DATA RECORDS =>
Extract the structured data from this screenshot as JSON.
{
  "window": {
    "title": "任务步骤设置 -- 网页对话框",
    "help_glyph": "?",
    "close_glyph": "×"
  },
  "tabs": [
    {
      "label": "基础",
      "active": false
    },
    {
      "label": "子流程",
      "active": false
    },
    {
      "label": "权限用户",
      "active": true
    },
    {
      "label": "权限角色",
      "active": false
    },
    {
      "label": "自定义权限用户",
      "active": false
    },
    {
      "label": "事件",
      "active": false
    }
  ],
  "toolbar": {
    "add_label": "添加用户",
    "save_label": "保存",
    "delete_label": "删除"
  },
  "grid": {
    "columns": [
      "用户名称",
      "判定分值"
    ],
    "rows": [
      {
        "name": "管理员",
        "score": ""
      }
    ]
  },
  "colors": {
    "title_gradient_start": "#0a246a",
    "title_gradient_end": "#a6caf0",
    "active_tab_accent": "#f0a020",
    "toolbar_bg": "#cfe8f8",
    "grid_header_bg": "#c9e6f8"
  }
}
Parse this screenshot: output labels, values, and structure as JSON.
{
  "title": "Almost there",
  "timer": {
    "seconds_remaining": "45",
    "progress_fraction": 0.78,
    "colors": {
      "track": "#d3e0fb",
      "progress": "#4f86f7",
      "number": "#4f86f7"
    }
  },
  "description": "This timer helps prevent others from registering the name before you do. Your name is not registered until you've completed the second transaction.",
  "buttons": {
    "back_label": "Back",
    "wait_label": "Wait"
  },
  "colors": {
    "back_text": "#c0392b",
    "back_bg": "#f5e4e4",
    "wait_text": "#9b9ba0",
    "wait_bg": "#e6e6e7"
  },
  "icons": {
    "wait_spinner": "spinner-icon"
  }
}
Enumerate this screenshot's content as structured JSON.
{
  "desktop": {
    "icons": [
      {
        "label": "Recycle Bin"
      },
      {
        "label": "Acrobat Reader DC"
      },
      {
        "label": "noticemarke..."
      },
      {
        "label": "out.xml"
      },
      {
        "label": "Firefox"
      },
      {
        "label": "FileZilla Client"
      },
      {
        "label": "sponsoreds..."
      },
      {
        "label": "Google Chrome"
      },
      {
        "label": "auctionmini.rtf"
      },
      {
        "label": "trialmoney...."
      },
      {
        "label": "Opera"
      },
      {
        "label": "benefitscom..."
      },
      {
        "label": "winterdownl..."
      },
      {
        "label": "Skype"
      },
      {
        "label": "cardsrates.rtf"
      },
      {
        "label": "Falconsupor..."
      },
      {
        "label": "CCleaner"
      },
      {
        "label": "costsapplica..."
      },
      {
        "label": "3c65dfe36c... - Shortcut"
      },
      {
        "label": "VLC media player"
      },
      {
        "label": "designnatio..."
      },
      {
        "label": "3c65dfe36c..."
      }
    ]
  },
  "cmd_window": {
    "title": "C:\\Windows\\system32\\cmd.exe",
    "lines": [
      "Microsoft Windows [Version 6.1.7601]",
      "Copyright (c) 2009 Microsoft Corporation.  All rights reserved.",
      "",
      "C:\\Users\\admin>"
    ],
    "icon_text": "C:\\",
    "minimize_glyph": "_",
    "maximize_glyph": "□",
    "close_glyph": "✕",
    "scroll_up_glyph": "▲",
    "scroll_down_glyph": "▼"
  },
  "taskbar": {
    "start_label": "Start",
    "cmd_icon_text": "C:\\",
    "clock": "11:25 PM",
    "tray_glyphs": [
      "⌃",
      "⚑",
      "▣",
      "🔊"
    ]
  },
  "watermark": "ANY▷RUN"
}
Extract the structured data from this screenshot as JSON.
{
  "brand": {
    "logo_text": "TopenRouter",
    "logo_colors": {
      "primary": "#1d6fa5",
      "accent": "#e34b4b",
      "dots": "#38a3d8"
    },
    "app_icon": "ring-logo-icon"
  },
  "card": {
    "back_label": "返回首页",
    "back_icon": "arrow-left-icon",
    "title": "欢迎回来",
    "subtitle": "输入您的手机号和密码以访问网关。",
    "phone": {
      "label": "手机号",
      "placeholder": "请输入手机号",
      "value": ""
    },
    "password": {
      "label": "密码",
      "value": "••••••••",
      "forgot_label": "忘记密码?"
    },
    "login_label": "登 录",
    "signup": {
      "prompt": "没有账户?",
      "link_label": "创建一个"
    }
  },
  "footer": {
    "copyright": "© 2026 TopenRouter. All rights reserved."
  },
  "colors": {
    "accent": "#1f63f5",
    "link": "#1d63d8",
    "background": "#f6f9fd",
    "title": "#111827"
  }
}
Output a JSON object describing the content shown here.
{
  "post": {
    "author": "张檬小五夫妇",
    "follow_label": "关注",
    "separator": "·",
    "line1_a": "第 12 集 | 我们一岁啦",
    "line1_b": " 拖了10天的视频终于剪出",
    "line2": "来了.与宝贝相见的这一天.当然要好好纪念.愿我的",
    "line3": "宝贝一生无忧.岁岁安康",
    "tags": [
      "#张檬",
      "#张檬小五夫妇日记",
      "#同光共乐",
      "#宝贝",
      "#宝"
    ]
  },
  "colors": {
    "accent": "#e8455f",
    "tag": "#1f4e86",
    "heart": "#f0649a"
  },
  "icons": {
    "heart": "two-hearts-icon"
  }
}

WORK INSTRUCTIONS =>
For each line of the listing that holds the word "rights", show that line.

SOLUTION TO THE EXERCISE =>
      "Copyright (c) 2009 Microsoft Corporation.  All rights reserved.",
    "copyright": "© 2026 TopenRouter. All rights reserved."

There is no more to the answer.